--- START Extracted information ---

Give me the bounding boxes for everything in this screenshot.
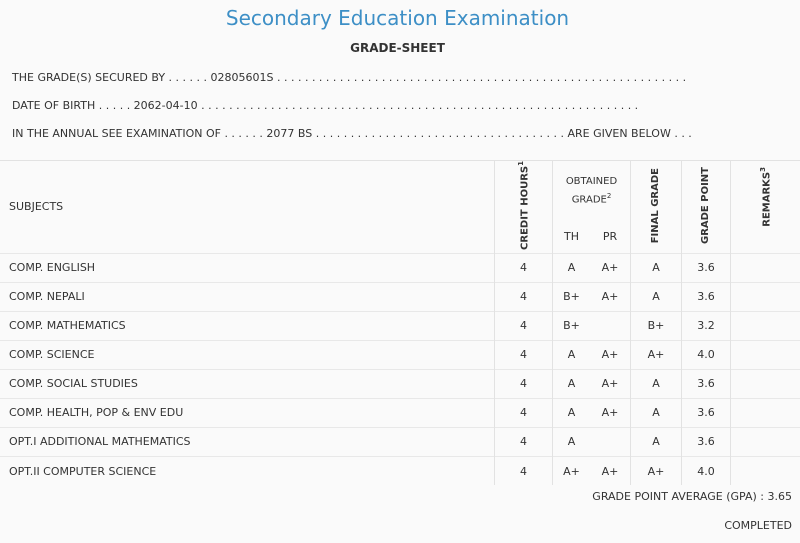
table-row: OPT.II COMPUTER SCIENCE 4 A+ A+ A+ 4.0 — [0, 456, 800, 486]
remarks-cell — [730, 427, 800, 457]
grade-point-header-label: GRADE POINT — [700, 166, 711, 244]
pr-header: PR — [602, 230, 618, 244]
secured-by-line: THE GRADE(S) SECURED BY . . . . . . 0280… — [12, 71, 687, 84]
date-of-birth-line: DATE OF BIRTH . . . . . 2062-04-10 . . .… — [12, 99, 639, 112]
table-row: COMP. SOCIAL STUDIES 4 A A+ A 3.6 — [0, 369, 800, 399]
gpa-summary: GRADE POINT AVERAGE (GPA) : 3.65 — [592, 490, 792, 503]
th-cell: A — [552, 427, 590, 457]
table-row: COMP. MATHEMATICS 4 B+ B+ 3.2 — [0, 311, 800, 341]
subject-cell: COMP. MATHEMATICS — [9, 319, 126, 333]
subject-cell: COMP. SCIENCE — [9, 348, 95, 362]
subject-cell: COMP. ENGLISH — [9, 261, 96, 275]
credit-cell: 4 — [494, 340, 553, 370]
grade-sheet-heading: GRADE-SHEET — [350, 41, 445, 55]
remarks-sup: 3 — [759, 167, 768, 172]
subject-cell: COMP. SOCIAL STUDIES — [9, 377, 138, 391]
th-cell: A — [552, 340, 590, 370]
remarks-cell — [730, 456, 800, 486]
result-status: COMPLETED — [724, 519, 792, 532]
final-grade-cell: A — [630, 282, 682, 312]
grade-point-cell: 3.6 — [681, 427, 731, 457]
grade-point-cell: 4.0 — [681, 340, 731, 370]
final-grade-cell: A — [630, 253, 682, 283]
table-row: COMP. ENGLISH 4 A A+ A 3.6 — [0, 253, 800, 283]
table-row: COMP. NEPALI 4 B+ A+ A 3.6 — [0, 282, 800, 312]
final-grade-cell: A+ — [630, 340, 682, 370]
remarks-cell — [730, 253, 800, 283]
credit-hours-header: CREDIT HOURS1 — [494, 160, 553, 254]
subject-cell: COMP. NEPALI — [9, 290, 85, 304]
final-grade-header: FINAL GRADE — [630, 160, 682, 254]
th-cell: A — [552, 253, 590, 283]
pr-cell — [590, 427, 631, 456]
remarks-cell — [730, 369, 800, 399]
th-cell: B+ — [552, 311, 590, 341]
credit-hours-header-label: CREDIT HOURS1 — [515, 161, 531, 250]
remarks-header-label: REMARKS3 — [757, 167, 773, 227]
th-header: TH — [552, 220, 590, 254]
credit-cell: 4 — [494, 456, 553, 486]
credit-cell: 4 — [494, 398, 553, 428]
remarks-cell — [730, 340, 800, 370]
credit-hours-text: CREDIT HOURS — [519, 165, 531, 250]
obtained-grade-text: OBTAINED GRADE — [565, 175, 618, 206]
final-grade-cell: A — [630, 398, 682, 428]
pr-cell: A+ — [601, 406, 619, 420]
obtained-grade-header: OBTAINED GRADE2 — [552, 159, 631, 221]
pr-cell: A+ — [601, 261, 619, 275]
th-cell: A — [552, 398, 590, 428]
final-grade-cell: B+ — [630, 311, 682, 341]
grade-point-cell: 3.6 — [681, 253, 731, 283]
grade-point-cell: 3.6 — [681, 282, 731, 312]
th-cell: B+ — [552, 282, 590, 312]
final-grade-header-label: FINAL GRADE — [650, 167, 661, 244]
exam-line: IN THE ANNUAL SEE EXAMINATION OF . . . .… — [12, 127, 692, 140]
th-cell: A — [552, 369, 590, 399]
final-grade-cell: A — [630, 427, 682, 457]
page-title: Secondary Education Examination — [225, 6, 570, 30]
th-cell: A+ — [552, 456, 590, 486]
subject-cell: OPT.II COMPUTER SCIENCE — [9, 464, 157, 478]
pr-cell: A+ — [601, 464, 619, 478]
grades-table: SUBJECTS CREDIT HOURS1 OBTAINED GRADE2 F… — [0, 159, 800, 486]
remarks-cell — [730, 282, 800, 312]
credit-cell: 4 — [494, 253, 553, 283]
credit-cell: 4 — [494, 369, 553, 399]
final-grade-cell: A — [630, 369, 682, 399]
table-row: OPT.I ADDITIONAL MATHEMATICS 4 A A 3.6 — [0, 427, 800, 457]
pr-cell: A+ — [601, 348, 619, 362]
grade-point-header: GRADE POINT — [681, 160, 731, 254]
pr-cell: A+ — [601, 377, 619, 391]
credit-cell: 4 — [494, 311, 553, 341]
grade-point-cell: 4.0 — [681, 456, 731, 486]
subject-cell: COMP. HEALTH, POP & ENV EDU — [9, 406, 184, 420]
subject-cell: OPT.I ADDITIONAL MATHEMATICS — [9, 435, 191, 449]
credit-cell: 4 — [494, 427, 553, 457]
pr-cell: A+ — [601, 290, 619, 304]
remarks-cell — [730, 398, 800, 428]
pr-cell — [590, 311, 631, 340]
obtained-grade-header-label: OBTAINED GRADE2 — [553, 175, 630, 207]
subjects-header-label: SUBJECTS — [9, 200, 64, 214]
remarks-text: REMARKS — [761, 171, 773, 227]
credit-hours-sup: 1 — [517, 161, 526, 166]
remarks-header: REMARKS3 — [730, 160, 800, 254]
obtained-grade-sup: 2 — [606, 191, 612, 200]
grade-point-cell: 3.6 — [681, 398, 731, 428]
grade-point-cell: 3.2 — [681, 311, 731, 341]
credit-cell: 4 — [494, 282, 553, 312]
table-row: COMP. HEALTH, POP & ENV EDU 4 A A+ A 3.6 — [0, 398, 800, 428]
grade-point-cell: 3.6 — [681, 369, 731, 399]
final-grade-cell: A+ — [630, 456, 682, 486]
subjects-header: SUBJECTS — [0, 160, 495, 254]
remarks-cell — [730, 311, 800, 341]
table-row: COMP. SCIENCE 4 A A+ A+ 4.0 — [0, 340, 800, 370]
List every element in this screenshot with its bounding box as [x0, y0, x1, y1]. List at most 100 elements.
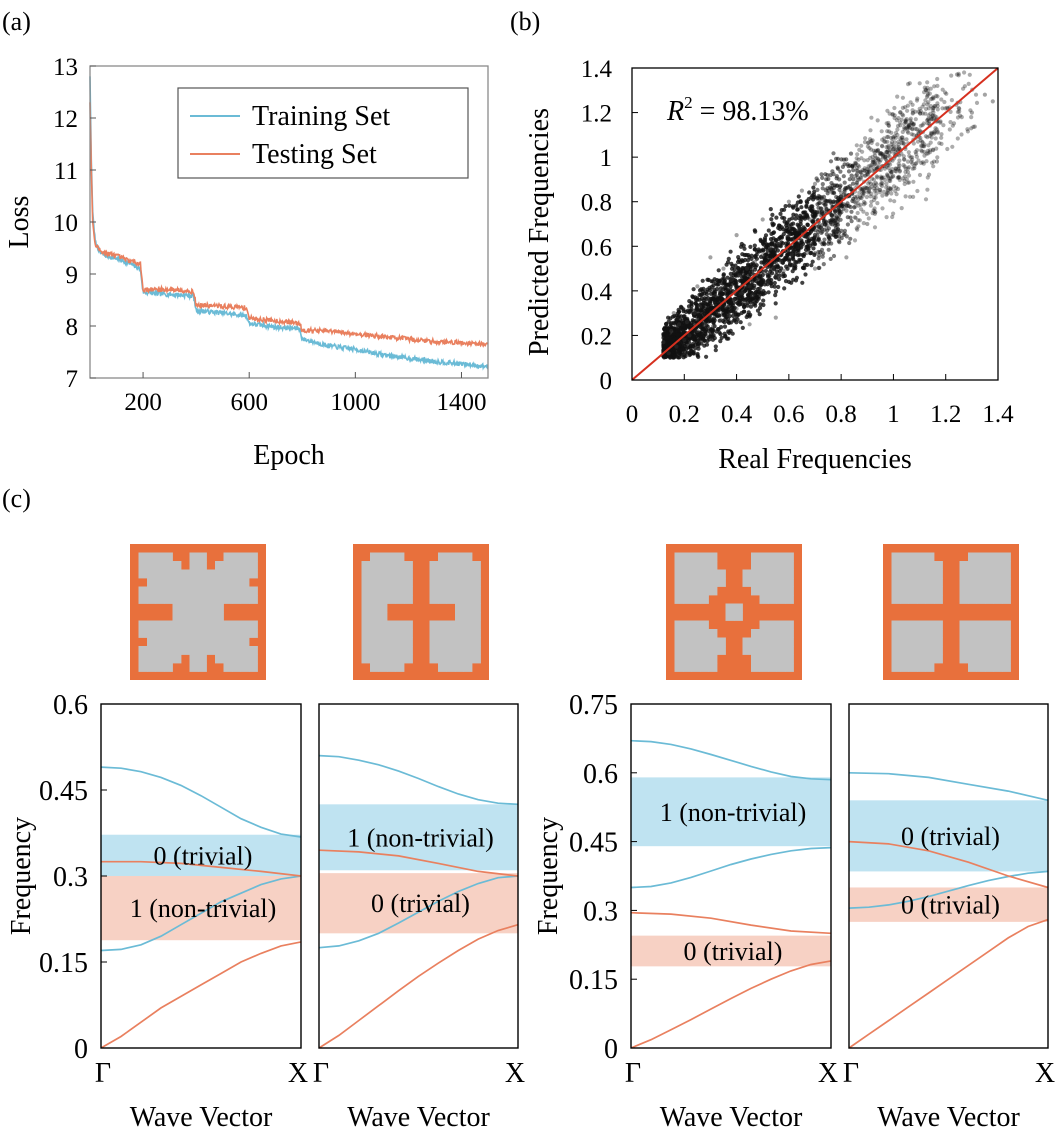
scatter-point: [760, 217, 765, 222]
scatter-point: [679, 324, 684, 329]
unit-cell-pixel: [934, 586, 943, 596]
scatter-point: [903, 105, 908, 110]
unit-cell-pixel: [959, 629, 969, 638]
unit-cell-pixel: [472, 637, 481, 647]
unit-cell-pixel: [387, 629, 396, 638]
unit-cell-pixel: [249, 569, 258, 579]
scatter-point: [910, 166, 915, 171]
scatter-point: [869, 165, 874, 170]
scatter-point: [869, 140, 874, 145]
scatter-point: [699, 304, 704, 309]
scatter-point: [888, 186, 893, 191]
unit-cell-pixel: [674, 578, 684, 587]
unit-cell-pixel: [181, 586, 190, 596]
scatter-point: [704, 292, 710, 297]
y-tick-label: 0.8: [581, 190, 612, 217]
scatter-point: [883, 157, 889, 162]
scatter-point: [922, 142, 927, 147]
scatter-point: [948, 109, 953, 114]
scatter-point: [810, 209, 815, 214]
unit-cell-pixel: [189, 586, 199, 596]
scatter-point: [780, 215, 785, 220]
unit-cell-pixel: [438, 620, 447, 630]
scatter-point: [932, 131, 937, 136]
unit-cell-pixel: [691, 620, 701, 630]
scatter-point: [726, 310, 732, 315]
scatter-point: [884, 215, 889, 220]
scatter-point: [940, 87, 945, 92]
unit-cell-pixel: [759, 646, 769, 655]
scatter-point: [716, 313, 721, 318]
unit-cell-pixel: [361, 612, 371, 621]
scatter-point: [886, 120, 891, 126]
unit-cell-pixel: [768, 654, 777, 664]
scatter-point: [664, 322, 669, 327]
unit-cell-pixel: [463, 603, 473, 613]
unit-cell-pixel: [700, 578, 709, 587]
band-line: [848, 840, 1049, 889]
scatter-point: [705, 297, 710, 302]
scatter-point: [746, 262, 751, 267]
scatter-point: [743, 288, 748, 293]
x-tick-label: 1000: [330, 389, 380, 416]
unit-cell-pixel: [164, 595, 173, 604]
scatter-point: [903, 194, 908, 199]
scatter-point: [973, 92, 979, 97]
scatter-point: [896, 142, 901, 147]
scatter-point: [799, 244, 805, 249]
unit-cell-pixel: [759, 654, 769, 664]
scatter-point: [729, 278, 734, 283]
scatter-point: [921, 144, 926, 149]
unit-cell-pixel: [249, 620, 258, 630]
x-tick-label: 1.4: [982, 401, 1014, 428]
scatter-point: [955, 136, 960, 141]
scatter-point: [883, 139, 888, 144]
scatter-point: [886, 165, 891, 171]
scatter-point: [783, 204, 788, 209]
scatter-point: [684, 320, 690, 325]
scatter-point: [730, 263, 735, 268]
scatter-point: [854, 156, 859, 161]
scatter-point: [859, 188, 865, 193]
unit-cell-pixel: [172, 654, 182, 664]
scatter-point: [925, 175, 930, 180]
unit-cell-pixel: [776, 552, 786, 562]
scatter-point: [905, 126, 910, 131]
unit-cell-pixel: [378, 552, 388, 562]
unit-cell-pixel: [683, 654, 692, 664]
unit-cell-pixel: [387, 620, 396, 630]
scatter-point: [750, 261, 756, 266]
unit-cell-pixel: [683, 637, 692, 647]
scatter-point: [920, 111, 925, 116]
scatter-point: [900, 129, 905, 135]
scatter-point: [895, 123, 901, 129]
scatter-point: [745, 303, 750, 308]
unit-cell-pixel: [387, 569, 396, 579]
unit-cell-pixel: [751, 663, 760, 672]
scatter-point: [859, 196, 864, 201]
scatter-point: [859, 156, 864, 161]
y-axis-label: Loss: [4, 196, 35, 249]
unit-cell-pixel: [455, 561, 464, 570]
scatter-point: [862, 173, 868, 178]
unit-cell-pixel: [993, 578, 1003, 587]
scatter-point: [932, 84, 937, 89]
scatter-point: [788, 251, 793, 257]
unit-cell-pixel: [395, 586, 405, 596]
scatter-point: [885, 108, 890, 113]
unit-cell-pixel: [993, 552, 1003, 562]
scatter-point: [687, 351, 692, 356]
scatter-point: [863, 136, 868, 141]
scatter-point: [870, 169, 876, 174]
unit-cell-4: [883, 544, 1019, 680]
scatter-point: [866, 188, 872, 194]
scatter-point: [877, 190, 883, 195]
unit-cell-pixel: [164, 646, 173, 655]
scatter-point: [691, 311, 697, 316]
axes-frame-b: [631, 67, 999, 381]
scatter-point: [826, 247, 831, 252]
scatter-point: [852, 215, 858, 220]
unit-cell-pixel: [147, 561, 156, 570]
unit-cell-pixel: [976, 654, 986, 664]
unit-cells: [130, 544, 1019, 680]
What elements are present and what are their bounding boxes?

--- END Extracted information ---

Extract every line of the entries that contains the string "ADDITIONAL".

**Final answer**
table-row: OPT.I ADDITIONAL MATHEMATICS 4 A A 3.6 — [0, 427, 800, 457]
subject-cell: OPT.I ADDITIONAL MATHEMATICS — [9, 435, 191, 449]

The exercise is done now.